START Material to process
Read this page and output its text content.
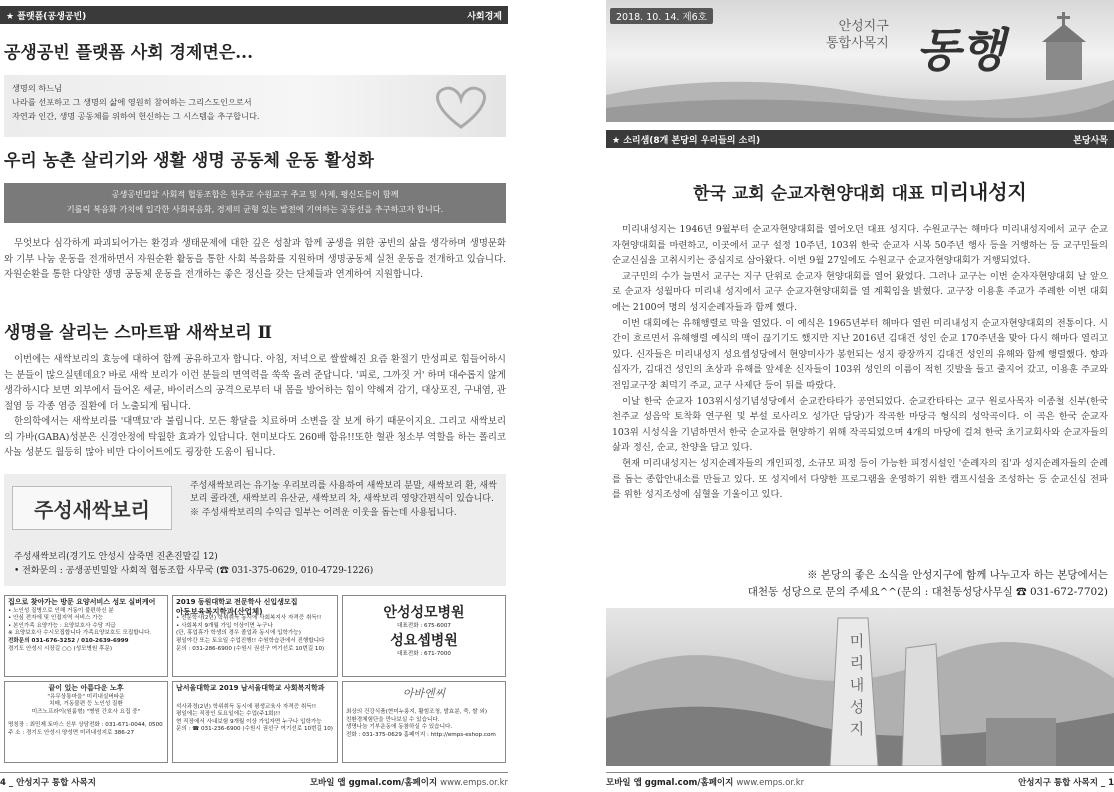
★ 플랫폼(공생공빈)	사회경제
공생공빈 플랫폼 사회 경제면은...
생명의 하느님
나라를 선포하고 그 생명의 삶에 영원히 참여하는 그리스도인으로서
자연과 인간, 생명 공동체를 위하여 헌신하는 그 시스템을 추구합니다.
우리 농촌 살리기와 생활 생명 공동체 운동 활성화
공생공빈밀알 사회적 협동조합은 천주교 수원교구 주교 및 사제, 평신도들이 함께
기롤릭 복음화 가치에 입각한 사회복음화, 경제의 균형 있는 발전에 기여하는 공동선을 추구하고자 합니다.

무엇보다 심각하게 파괴되어가는 환경과 생태문제에 대한 깊은 성찰과 함께 공생을 위한 공빈의 삶을 생각하며 생명문화와 기부 나눔 운동을 전개하면서 자원순환 활동을 통한 사회 복음화를 지원하며 생명공동체 실천 운동을 전개하고 있습니다. 자원순환을 통한 다양한 생명 공동체 운동을 전개하는 좋은 정신을 갖는 단체들과 연계하여 지원합니다.

생명을 살리는 스마트팜 새싹보리 Ⅱ

이번에는 새싹보리의 효능에 대하여 함께 공유하고자 합니다. 아침, 저녁으로 쌀쌀해진 요즘 환절기 만성피로 힘들어하시는 분들이 많으실텐데요? 바로 새싹 보리가 이런 분들의 면역력을 쑥쑥 올려 준답니다. '피로, 그까짓 거' 하며 대수롭지 않게 생각하시다 보면 외부에서 들어온 세균, 바이러스의 공격으로부터 내 몸을 방어하는 힘이 약해져 감기, 대상포진, 구내염, 관절염 등 각종 염증 질환에 더 노출되게 됩니다.

한의학에서는 새싹보리를 '대맥묘'라 불립니다. 모든 황달을 치료하며 소변을 잘 보게 하기 때문이지요. 그리고 새싹보리의 가바(GABA)성분은 신경안정에 탁월한 효과가 있답니다. 현미보다도 260배 함유!!또한 혈관 청소부 역할을 하는 폴리코사놀 성분도 월등히 많아 비만 다이어트에도 굉장한 도움이 됩니다.

주성새싹보리
주성새싹보리는 유기농 우리보리를 사용하여 새싹보리 분말, 새싹보리 환, 새싹보리 콜라겐, 새싹보리 유산균, 새싹보리 차, 새싹보리 영양간편식이 있습니다.
※ 주성새싹보리의 수익금 일부는 어려운 이웃을 돕는데 사용됩니다.
주성새싹보리(경기도 안성시 삼죽면 진촌진말길 12)
• 전화문의 : 공생공빈밀알 사회적 협동조합 사무국 (☎ 031-375-0629, 010-4729-1226)
집으로 찾아가는 방문 요양서비스 성모 실버케어
• 노인성 질병으로 인해 거동이 불편하신 분
• 안심 전자에 및 인접지역 서비스 가능
• 본인가족 요양가능 : 요양보호사 수당 지급
※ 요양보호사 수시모집합니다 가족요양보호도 모집합니다.
전화문의 031-676-3252 / 010-2639-6999
경기도 안성시 시장길 ○○ (성모병원 후문)
2019 동원대학교 전문학사 신입생모집
아동보육복지학과(산업체)
• 전문학사(2년) 학위취득 동시에 사회복지사 자격증 취득!!
• 사회복지 9개월 가입 이상이면 누구나
(단, 휴업휴가 학생의 경우 졸업과 동시에 입학가능)
평일야간 또는 토요일 수업진행!! 수원학습관에서 진행합니다
문의 : 031-286-6900 (수원시 권선구 여기선로 10번길 10)
안성성모병원
대표전화 : 675-6007
성요셉병원
대표전화 : 671-7000
끝이 있는 아름다운 노후
"유무상통마을" 미리내실버타운
치매, 거동불편 등 노인성 질환
미즈노프라이(원룸형) "병원 간호사 요집 중"
명칭장 : 최민제 토마스 신부 상담전화 : 031-671-0044, 0500
주 소 : 경기도 안성시 양성면 미리내성지로 386-27
남서울대학교 2019 남서울대학교 사회복지학과
석사과정(2년) 학위취득 동시에 평생교육사 자격증 취득!!
평일에는 직장인 토요일에는 수업(주1회)!!
현 직장에서 사내보험 9개월 이상 가입자면 누구나 입학가능
문의 : ☎ 031-236-6900 (수원시 권선구 여기선로 10번길 10)
아바엔씨
최상의 건강식품(현미누룽지, 활힘조청, 발효분, 죽, 쌀 외)
친환경체험단을 만나보실 수 있습니다.
생명나눔 기부운동에 동참하실 수 있습니다.
전화 : 031-375-0629 홈페이지 : http://emps-eshop.com
4 _ 안성지구 통합 사목지	모바일 앱 ggmal.com/홈페이지 www.emps.or.kr
2018. 10. 14. 제6호
안성지구
통합사목지 동행
★ 소리샘(8개 본당의 우리들의 소리)	본당사목
한국 교회 순교자현양대회 대표 미리내성지

미리내성지는 1946년 9월부터 순교자현양대회를 열어오던 대표 성지다. 수원교구는 해마다 미리내성지에서 교구 순교자현양대회를 마련하고, 이곳에서 교구 설정 10주년, 103위 한국 순교자 시복 50주년 행사 등을 거행하는 등 교구민들의 순교신심을 고취시키는 중심지로 삼아왔다. 이번 9월 27일에도 수원교구 순교자현양대회가 거행되었다.

교구민의 수가 늘면서 교구는 지구 단위로 순교자 현양대회를 열어 왔었다. 그러나 교구는 이번 순자자현양대회 날 앞으로 순교자 성월마다 미리내 성지에서 교구 순교자현양대회를 열 계획임을 밝혔다. 교구장 이용훈 주교가 주례한 이번 대회에는 2100여 명의 성지순례자들과 함께 했다.

이번 대회에는 유해행렬로 막을 열었다. 이 예식은 1965년부터 해마다 열린 미리내성지 순교자현양대회의 전통이다. 시간이 흐르면서 유해행렬 예식의 맥이 끊기기도 했지만 지난 2016년 김대건 성인 순교 170주년을 맞아 다시 해마다 열리고 있다. 신자들은 미리내성지 성요셉성당에서 현양미사가 봉헌되는 성지 광장까지 김대건 성인의 유해와 함께 행렬했다. 향과 십자가, 김대건 성인의 초상과 유해를 앞세운 신자들이 103위 성인의 이름이 적힌 깃발을 들고 줄지어 갔고, 이용훈 주교와 전임교구장 최덕기 주교, 교구 사제단 등이 뒤를 따랐다.

이날 한국 순교자 103위시성기념성당에서 순교칸타타가 공연되었다. 순교칸타타는 교구 원로사목자 이종철 신부(한국 천주교 성음악 토착화 연구원 및 부설 로사리오 성가단 담당)가 작곡한 마당극 형식의 성악곡이다. 이 곡은 한국 순교자 103위 시성식을 기념하면서 한국 순교자를 현양하기 위해 작곡되었으며 4개의 마당에 걸쳐 한국 초기교회사와 순교자들의 삶과 정신, 순교, 찬양을 담고 있다.

현재 미리내성지는 성지순례자들의 개인피정, 소규모 피정 등이 가능한 피정시설인 '순례자의 집'과 성지순례자들의 순례를 돕는 종합안내소를 만들고 있다. 또 성지에서 다양한 프로그램을 운영하기 위한 캠프시설을 조성하는 등 순교신심 전파를 위한 성지조성에 심혈을 기울이고 있다.

※ 본당의 좋은 소식을 안성지구에 함께 나누고자 하는 본당에서는
대천동 성당으로 문의 주세요^^(문의 : 대천동성당사무실 ☎ 031-672-7702)
미리내성지
모바일 앱 ggmal.com/홈페이지 www.emps.or.kr	안성지구 통합 사목지 _ 1
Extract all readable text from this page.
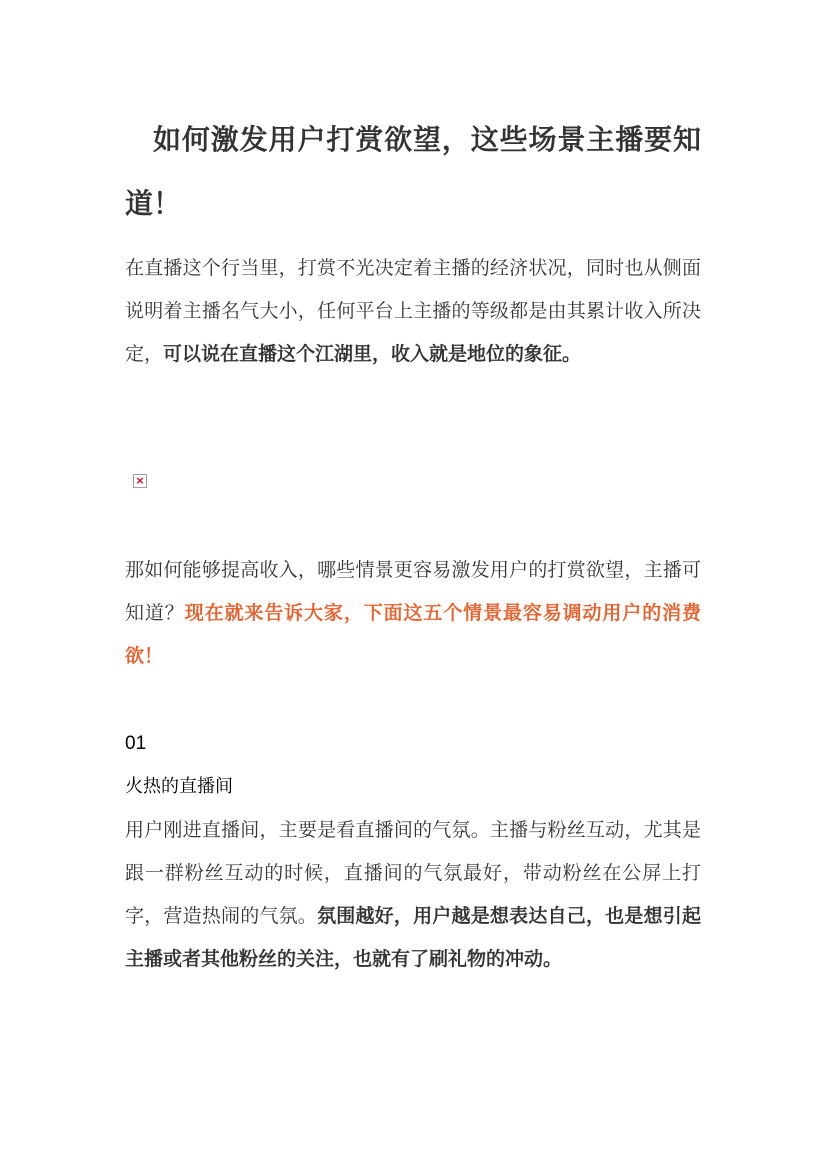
如何激发用户打赏欲望，这些场景主播要知道！

在直播这个行当里，打赏不光决定着主播的经济状况，同时也从侧面说明着主播名气大小，任何平台上主播的等级都是由其累计收入所决定，可以说在直播这个江湖里，收入就是地位的象征。

×

那如何能够提高收入，哪些情景更容易激发用户的打赏欲望，主播可知道？现在就来告诉大家，下面这五个情景最容易调动用户的消费欲！

01
火热的直播间

用户刚进直播间，主要是看直播间的气氛。主播与粉丝互动，尤其是跟一群粉丝互动的时候，直播间的气氛最好，带动粉丝在公屏上打字，营造热闹的气氛。氛围越好，用户越是想表达自己，也是想引起主播或者其他粉丝的关注，也就有了刷礼物的冲动。
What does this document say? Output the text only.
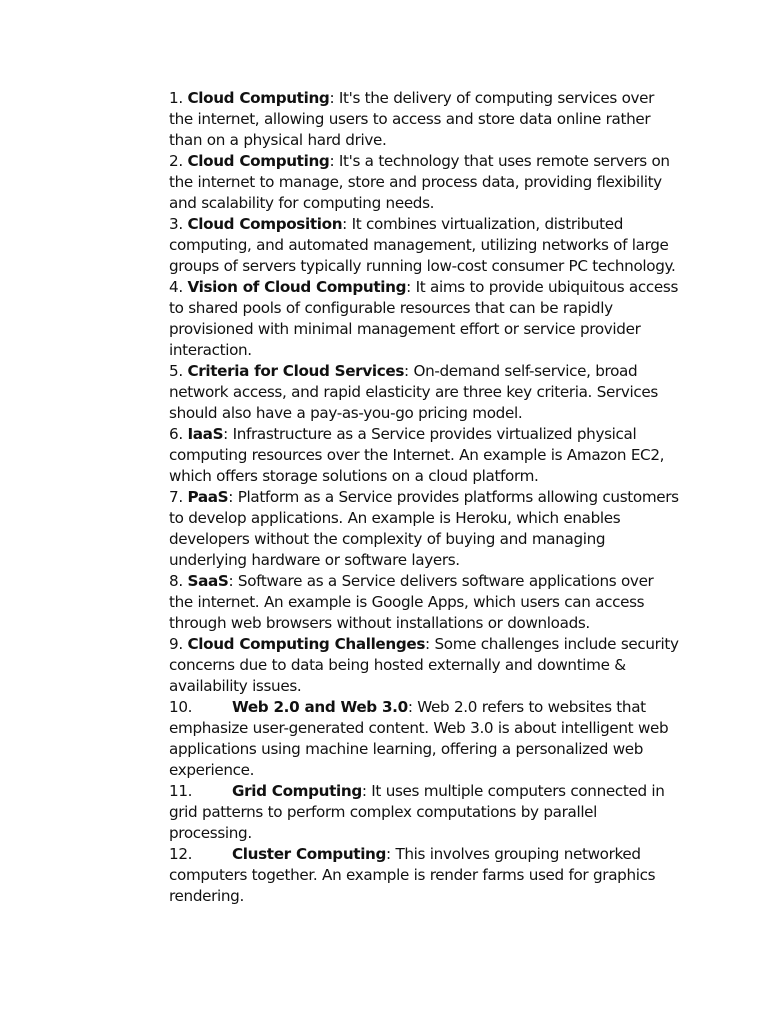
1. Cloud Computing: It's the delivery of computing services over the internet, allowing users to access and store data online rather than on a physical hard drive.

2. Cloud Computing: It's a technology that uses remote servers on the internet to manage, store and process data, providing flexibility and scalability for computing needs.

3. Cloud Composition: It combines virtualization, distributed computing, and automated management, utilizing networks of large groups of servers typically running low-cost consumer PC technology.

4. Vision of Cloud Computing: It aims to provide ubiquitous access to shared pools of configurable resources that can be rapidly provisioned with minimal management effort or service provider interaction.

5. Criteria for Cloud Services: On-demand self-service, broad network access, and rapid elasticity are three key criteria. Services should also have a pay-as-you-go pricing model.

6. IaaS: Infrastructure as a Service provides virtualized physical computing resources over the Internet. An example is Amazon EC2, which offers storage solutions on a cloud platform.

7. PaaS: Platform as a Service provides platforms allowing customers to develop applications. An example is Heroku, which enables developers without the complexity of buying and managing underlying hardware or software layers.

8. SaaS: Software as a Service delivers software applications over the internet. An example is Google Apps, which users can access through web browsers without installations or downloads.

9. Cloud Computing Challenges: Some challenges include security concerns due to data being hosted externally and downtime & availability issues.

10.	Web 2.0 and Web 3.0: Web 2.0 refers to websites that emphasize user-generated content. Web 3.0 is about intelligent web applications using machine learning, offering a personalized web experience.

11.	Grid Computing: It uses multiple computers connected in grid patterns to perform complex computations by parallel processing.

12.	Cluster Computing: This involves grouping networked computers together. An example is render farms used for graphics rendering.
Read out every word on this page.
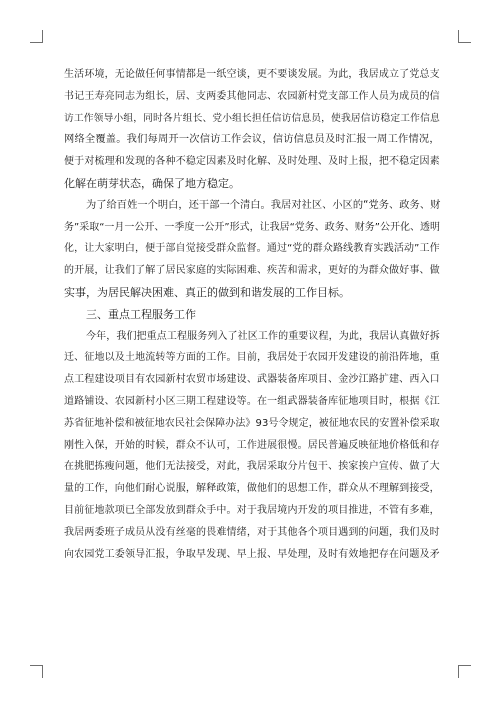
生 活 环 境 ， 无 论 做 任 何 事 情 都 是 一 纸 空 谈 ， 更 不 要 谈 发 展 。 为 此 ， 我 居 成 立 了 党 总 支
书 记 王 寿 亮 同 志 为 组 长 ， 居 、 支 两 委 其 他 同 志 、 农 园 新 村 党 支 部 工 作 人 员 为 成 员 的 信
访 工 作 领 导 小 组 ， 同 时 各 片 组 长 、 党 小 组 长 担 任 信 访 信 息 员 ， 使 我 居 信 访 稳 定 工 作 信 息
网 络 全 覆 盖 。 我 们 每 周 开 一 次 信 访 工 作 会 议 ， 信 访 信 息 员 及 时 汇 报 一 周 工 作 情 况 ，
便 于 对 梳 理 和 发 现 的 各 种 不 稳 定 因 素 及 时 化 解 、 及 时 处 理 、 及 时 上 报 ， 把 不 稳 定 因 素
化解在萌芽状态，确保了地方稳定。
为 了 给 百 姓 一 个 明 白 ， 还 干 部 一 个 清 白 。 我 居 对 社 区 、 小 区 的 “ 党 务 、 政 务 、 财
务 ” 采 取 “ 一 月 一 公 开 、 一 季 度 一 公 开 ” 形 式 ， 让 我 居 “ 党 务 、 政 务 、 财 务 ” 公 开 化 、 透 明
化 ， 让 大 家 明 白 ， 便 于 部 自 觉 接 受 群 众 监 督 。 通 过 “ 党 的 群 众 路 线 教 育 实 践 活 动 ” 工 作
的 开 展 ， 让 我 们 了 解 了 居 民 家 庭 的 实 际 困 难 、 疾 苦 和 需 求 ， 更 好 的 为 群 众 做 好 事 、 做
实事，为居民解决困难、真正的做到和谐发展的工作目标。
三、重点工程服务工作
今 年 ， 我 们 把 重 点 工 程 服 务 列 入 了 社 区 工 作 的 重 要 议 程 ， 为 此 ， 我 居 认 真 做 好 拆
迁 、 征 地 以 及 土 地 流 转 等 方 面 的 工 作 。 目 前 ， 我 居 处 于 农 园 开 发 建 设 的 前 沿 阵 地 ， 重
点 工 程 建 设 项 目 有 农 园 新 村 农 贸 市 场 建 设 、 武 器 装 备 库 项 目 、 金 沙 江 路 扩 建 、 西 入 口
道 路 铺 设 、 农 园 新 村 小 区 三 期 工 程 建 设 等 。 在 一 组 武 器 装 备 库 征 地 项 目 时 ， 根 据 《 江
苏 省 征 地 补 偿 和 被 征 地 农 民 社 会 保 障 办 法 》 9 3 号 令 规 定 ， 被 征 地 农 民 的 安 置 补 偿 采 取
刚 性 入 保 ， 开 始 的 时 候 ， 群 众 不 认 可 ， 工 作 进 展 很 慢 。 居 民 普 遍 反 映 征 地 价 格 低 和 存
在 挑 肥 拣 瘦 问 题 ， 他 们 无 法 接 受 ， 对 此 ， 我 居 采 取 分 片 包 干 、 挨 家 挨 户 宣 传 、 做 了 大
量 的 工 作 ， 向 他 们 耐 心 说 服 ， 解 释 政 策 ， 做 他 们 的 思 想 工 作 ， 群 众 从 不 理 解 到 接 受 ，
目 前 征 地 款 项 已 全 部 发 放 到 群 众 手 中 。 对 于 我 居 境 内 开 发 的 项 目 推 进 ， 不 管 有 多 难 ，
我 居 两 委 班 子 成 员 从 没 有 丝 毫 的 畏 难 情 绪 ， 对 于 其 他 各 个 项 目 遇 到 的 问 题 ， 我 们 及 时
向 农 园 党 工 委 领 导 汇 报 ， 争 取 早 发 现 、 早 上 报 、 早 处 理 ， 及 时 有 效 地 把 存 在 问 题 及 矛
END Material to process
From the data above, copy out every line with the string "입학가능" in it.

=== Solution ===
(단, 휴업휴가 학생의 경우 졸업과 동시에 입학가능)
현 직장에서 사내보험 9개월 이상 가입자면 누구나 입학가능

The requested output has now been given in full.